Below are entries to be transcribed exactly; exclude the pictures from the copy.

┄┄┄┄┄┄┄┄┄┄┄┄┄┄┄┄┄┄┄┄

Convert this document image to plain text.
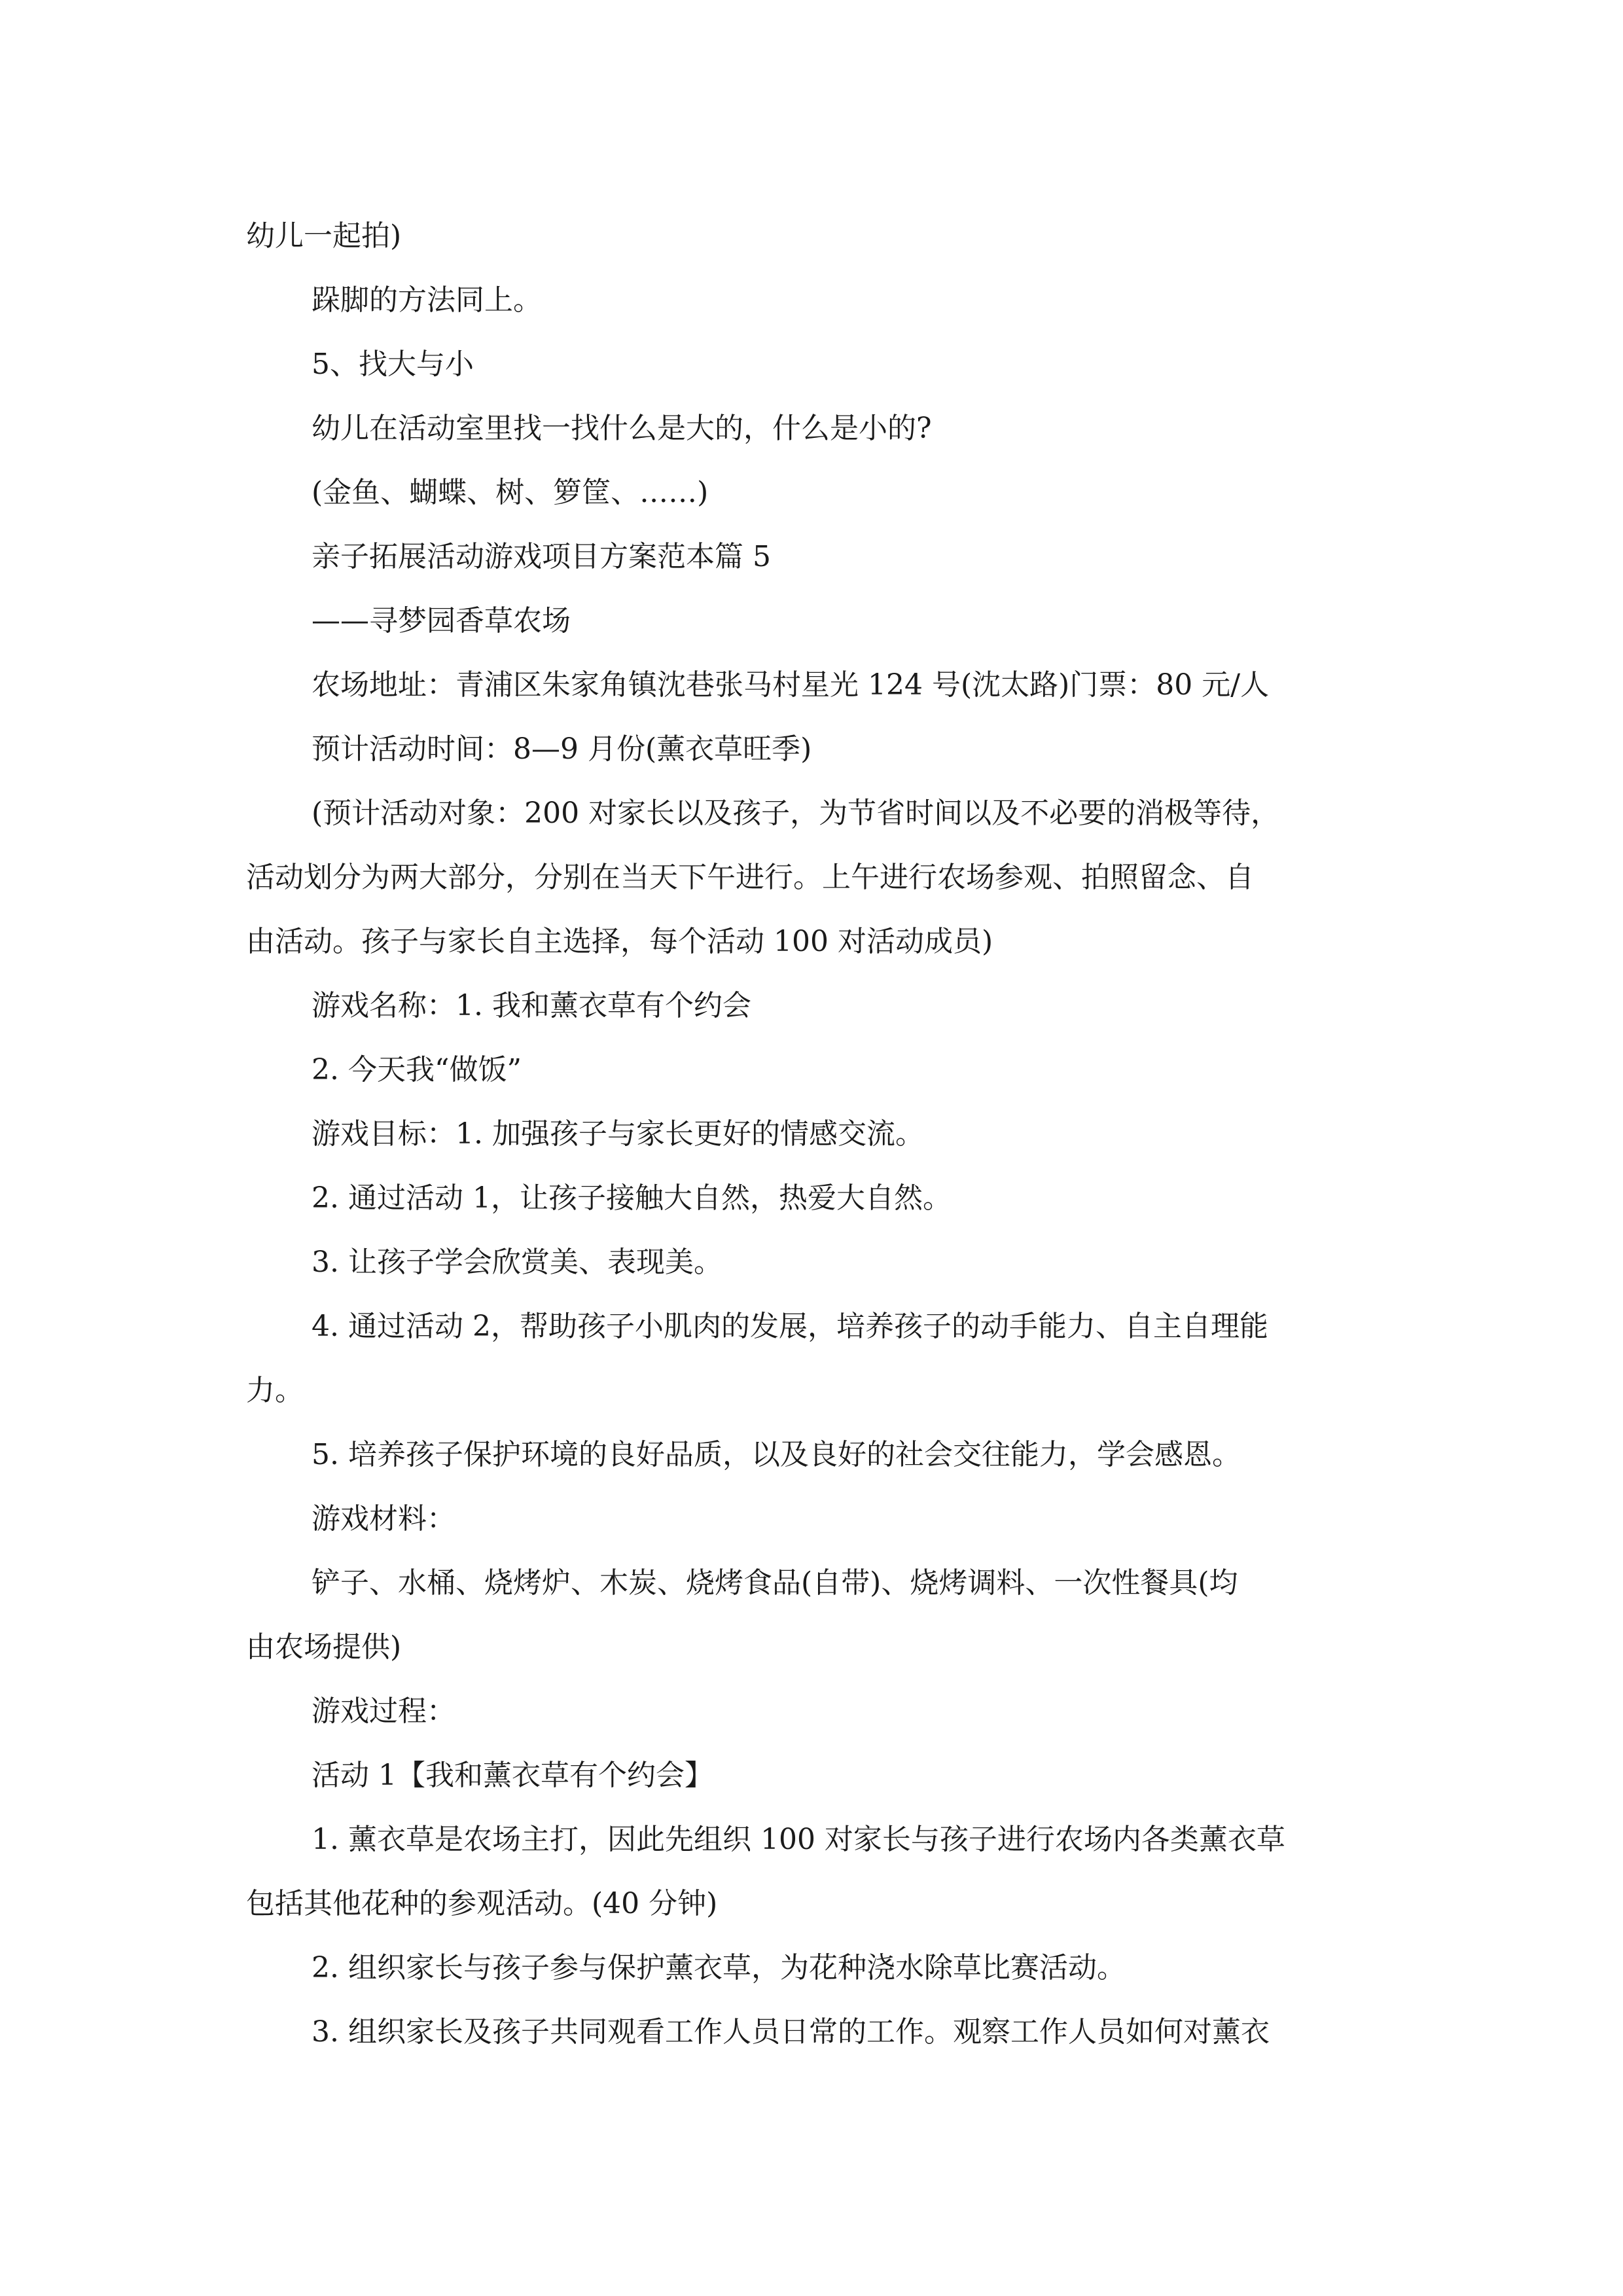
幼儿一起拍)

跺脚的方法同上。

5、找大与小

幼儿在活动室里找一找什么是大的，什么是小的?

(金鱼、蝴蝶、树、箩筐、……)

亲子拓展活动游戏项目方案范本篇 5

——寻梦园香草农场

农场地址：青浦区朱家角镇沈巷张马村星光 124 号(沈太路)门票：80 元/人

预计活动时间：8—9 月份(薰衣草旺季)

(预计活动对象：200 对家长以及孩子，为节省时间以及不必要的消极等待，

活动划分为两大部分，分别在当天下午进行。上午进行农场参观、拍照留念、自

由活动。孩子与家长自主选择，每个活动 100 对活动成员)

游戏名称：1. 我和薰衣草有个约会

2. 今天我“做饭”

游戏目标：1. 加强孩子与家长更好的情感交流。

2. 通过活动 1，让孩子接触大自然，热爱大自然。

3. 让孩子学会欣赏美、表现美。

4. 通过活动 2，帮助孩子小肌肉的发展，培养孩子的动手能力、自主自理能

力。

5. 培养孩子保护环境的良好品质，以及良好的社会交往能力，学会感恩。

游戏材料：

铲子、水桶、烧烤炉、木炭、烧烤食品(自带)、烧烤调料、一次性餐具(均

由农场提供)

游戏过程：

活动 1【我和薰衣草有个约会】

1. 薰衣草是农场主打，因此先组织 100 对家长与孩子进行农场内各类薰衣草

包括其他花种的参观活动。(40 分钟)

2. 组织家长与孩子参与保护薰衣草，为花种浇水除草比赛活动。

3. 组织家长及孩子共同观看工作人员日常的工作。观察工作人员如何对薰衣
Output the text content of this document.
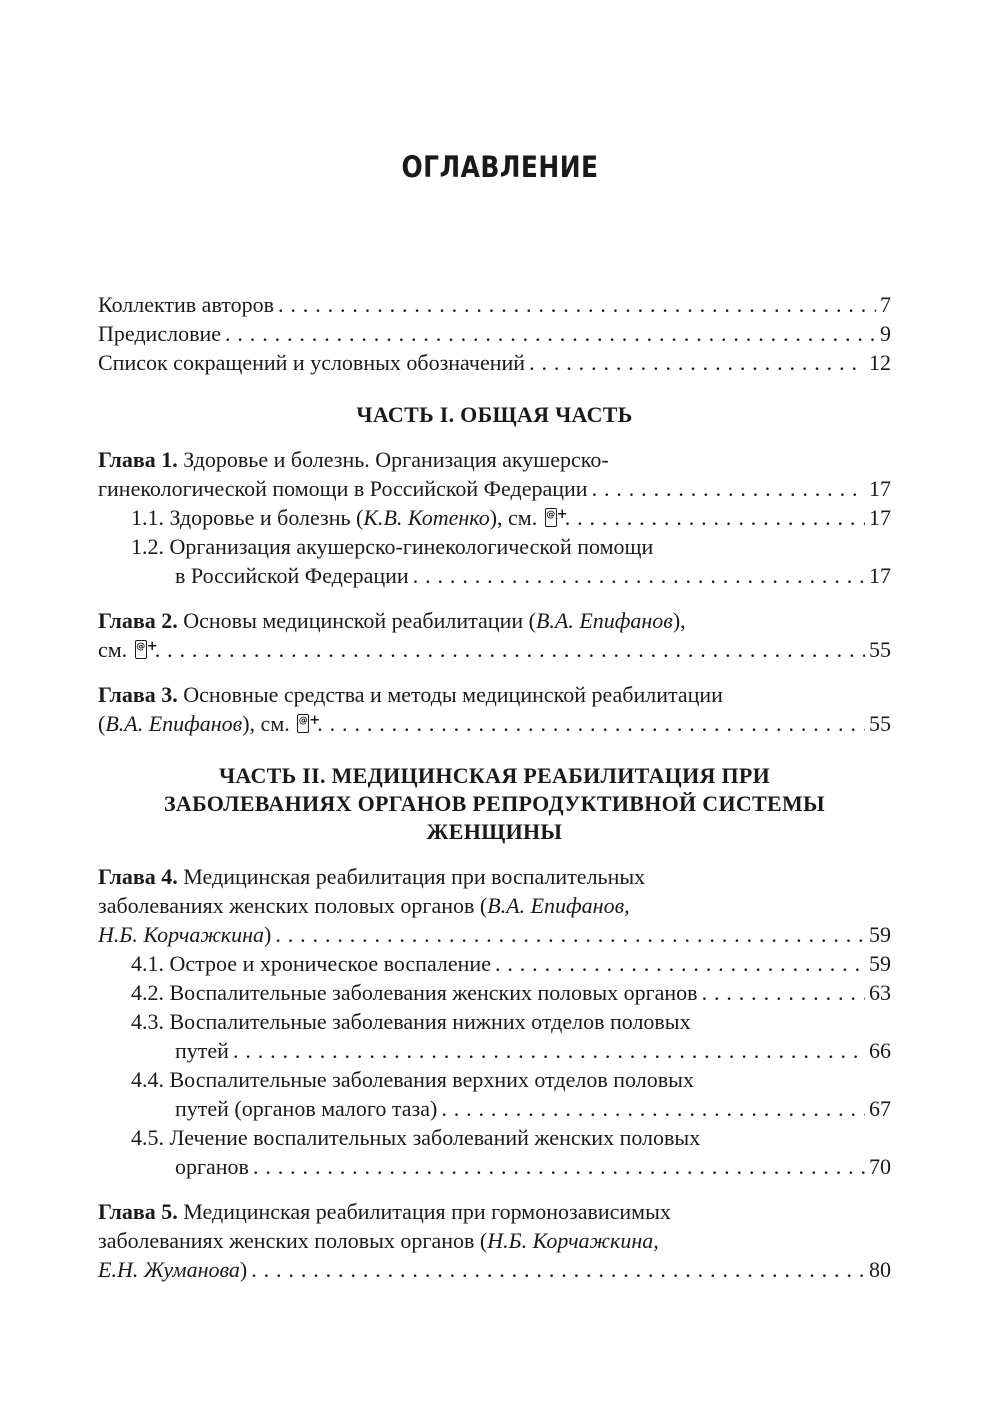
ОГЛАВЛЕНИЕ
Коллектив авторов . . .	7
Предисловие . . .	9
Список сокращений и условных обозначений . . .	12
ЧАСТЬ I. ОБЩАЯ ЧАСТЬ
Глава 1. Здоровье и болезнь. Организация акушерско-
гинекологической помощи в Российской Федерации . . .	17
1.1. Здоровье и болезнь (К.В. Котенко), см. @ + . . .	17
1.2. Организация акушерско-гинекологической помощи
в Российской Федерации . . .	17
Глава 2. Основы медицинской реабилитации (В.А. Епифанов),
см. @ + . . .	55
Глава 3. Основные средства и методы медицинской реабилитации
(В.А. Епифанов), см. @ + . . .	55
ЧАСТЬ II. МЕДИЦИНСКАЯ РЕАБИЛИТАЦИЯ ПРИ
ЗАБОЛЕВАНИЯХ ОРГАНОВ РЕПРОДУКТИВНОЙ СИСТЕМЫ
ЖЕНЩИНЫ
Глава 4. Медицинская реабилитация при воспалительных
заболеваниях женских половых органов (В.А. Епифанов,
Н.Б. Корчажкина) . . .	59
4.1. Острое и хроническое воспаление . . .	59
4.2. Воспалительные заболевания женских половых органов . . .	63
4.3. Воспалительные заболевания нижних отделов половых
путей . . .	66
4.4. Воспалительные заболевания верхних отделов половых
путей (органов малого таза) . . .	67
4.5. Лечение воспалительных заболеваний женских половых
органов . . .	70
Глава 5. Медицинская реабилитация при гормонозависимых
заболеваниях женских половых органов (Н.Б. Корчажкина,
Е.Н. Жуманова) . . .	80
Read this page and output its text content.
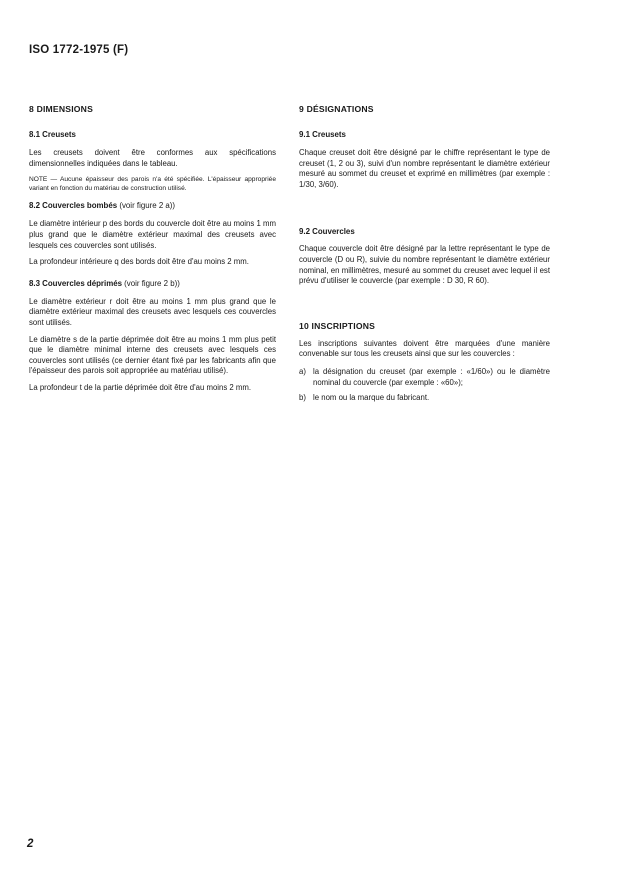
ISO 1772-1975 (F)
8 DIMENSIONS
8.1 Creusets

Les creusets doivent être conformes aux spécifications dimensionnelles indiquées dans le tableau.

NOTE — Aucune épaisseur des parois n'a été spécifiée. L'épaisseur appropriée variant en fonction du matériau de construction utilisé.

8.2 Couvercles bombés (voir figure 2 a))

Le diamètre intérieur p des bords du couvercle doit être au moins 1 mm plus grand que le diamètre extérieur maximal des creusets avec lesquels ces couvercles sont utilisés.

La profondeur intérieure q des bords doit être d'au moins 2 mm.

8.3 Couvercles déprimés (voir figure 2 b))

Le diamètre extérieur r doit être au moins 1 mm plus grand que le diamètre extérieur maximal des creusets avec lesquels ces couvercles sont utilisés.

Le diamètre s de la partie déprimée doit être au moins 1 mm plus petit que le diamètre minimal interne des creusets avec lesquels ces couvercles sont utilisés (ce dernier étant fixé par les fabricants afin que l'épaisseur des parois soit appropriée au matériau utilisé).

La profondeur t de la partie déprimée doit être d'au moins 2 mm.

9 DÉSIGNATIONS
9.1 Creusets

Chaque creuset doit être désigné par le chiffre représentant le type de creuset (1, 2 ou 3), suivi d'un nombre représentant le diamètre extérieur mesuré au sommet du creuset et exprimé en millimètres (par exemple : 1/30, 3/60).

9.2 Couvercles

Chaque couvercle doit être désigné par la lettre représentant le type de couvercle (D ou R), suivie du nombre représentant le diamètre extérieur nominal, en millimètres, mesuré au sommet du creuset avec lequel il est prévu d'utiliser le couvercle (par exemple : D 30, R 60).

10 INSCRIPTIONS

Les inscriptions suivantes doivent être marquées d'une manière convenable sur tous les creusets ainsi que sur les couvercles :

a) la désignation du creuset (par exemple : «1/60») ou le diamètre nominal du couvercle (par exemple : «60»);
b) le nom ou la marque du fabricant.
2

┄┄┄┄┄┄┄┄┄┄┄┄┄┄┄┄┄┄┄┄

Task output |
Convert this document image to plain text.
幼儿一起拍)

跺脚的方法同上。

5、找大与小

幼儿在活动室里找一找什么是大的，什么是小的?

(金鱼、蝴蝶、树、箩筐、……)

亲子拓展活动游戏项目方案范本篇 5

——寻梦园香草农场

农场地址：青浦区朱家角镇沈巷张马村星光 124 号(沈太路)门票：80 元/人

预计活动时间：8—9 月份(薰衣草旺季)

(预计活动对象：200 对家长以及孩子，为节省时间以及不必要的消极等待，

活动划分为两大部分，分别在当天下午进行。上午进行农场参观、拍照留念、自

由活动。孩子与家长自主选择，每个活动 100 对活动成员)

游戏名称：1. 我和薰衣草有个约会

2. 今天我“做饭”

游戏目标：1. 加强孩子与家长更好的情感交流。

2. 通过活动 1，让孩子接触大自然，热爱大自然。

3. 让孩子学会欣赏美、表现美。

4. 通过活动 2，帮助孩子小肌肉的发展，培养孩子的动手能力、自主自理能

力。

5. 培养孩子保护环境的良好品质，以及良好的社会交往能力，学会感恩。

游戏材料：

铲子、水桶、烧烤炉、木炭、烧烤食品(自带)、烧烤调料、一次性餐具(均

由农场提供)

游戏过程：

活动 1【我和薰衣草有个约会】

1. 薰衣草是农场主打，因此先组织 100 对家长与孩子进行农场内各类薰衣草

包括其他花种的参观活动。(40 分钟)

2. 组织家长与孩子参与保护薰衣草，为花种浇水除草比赛活动。

3. 组织家长及孩子共同观看工作人员日常的工作。观察工作人员如何对薰衣
Output the text content of this document.
ОГЛАВЛЕНИЕ
Коллектив авторов . . .	7
Предисловие . . .	9
Список сокращений и условных обозначений . . .	12
ЧАСТЬ I. ОБЩАЯ ЧАСТЬ
Глава 1. Здоровье и болезнь. Организация акушерско-
гинекологической помощи в Российской Федерации . . .	17
1.1. Здоровье и болезнь (К.В. Котенко), см. @ + . . .	17
1.2. Организация акушерско-гинекологической помощи
в Российской Федерации . . .	17
Глава 2. Основы медицинской реабилитации (В.А. Епифанов),
см. @ + . . .	55
Глава 3. Основные средства и методы медицинской реабилитации
(В.А. Епифанов), см. @ + . . .	55
ЧАСТЬ II. МЕДИЦИНСКАЯ РЕАБИЛИТАЦИЯ ПРИ
ЗАБОЛЕВАНИЯХ ОРГАНОВ РЕПРОДУКТИВНОЙ СИСТЕМЫ
ЖЕНЩИНЫ
Глава 4. Медицинская реабилитация при воспалительных
заболеваниях женских половых органов (В.А. Епифанов,
Н.Б. Корчажкина) . . .	59
4.1. Острое и хроническое воспаление . . .	59
4.2. Воспалительные заболевания женских половых органов . . .	63
4.3. Воспалительные заболевания нижних отделов половых
путей . . .	66
4.4. Воспалительные заболевания верхних отделов половых
путей (органов малого таза) . . .	67
4.5. Лечение воспалительных заболеваний женских половых
органов . . .	70
Глава 5. Медицинская реабилитация при гормонозависимых
заболеваниях женских половых органов (Н.Б. Корчажкина,
Е.Н. Жуманова) . . .	80
Read this page and output its text content.
ISO 1772-1975 (F)
8 DIMENSIONS
8.1 Creusets

Les creusets doivent être conformes aux spécifications dimensionnelles indiquées dans le tableau.

NOTE — Aucune épaisseur des parois n'a été spécifiée. L'épaisseur appropriée variant en fonction du matériau de construction utilisé.

8.2 Couvercles bombés (voir figure 2 a))

Le diamètre intérieur p des bords du couvercle doit être au moins 1 mm plus grand que le diamètre extérieur maximal des creusets avec lesquels ces couvercles sont utilisés.

La profondeur intérieure q des bords doit être d'au moins 2 mm.

8.3 Couvercles déprimés (voir figure 2 b))

Le diamètre extérieur r doit être au moins 1 mm plus grand que le diamètre extérieur maximal des creusets avec lesquels ces couvercles sont utilisés.

Le diamètre s de la partie déprimée doit être au moins 1 mm plus petit que le diamètre minimal interne des creusets avec lesquels ces couvercles sont utilisés (ce dernier étant fixé par les fabricants afin que l'épaisseur des parois soit appropriée au matériau utilisé).

La profondeur t de la partie déprimée doit être d'au moins 2 mm.

9 DÉSIGNATIONS
9.1 Creusets

Chaque creuset doit être désigné par le chiffre représentant le type de creuset (1, 2 ou 3), suivi d'un nombre représentant le diamètre extérieur mesuré au sommet du creuset et exprimé en millimètres (par exemple : 1/30, 3/60).

9.2 Couvercles

Chaque couvercle doit être désigné par la lettre représentant le type de couvercle (D ou R), suivie du nombre représentant le diamètre extérieur nominal, en millimètres, mesuré au sommet du creuset avec lequel il est prévu d'utiliser le couvercle (par exemple : D 30, R 60).

10 INSCRIPTIONS

Les inscriptions suivantes doivent être marquées d'une manière convenable sur tous les creusets ainsi que sur les couvercles :

a) la désignation du creuset (par exemple : «1/60») ou le diamètre nominal du couvercle (par exemple : «60»);
b) le nom ou la marque du fabricant.
2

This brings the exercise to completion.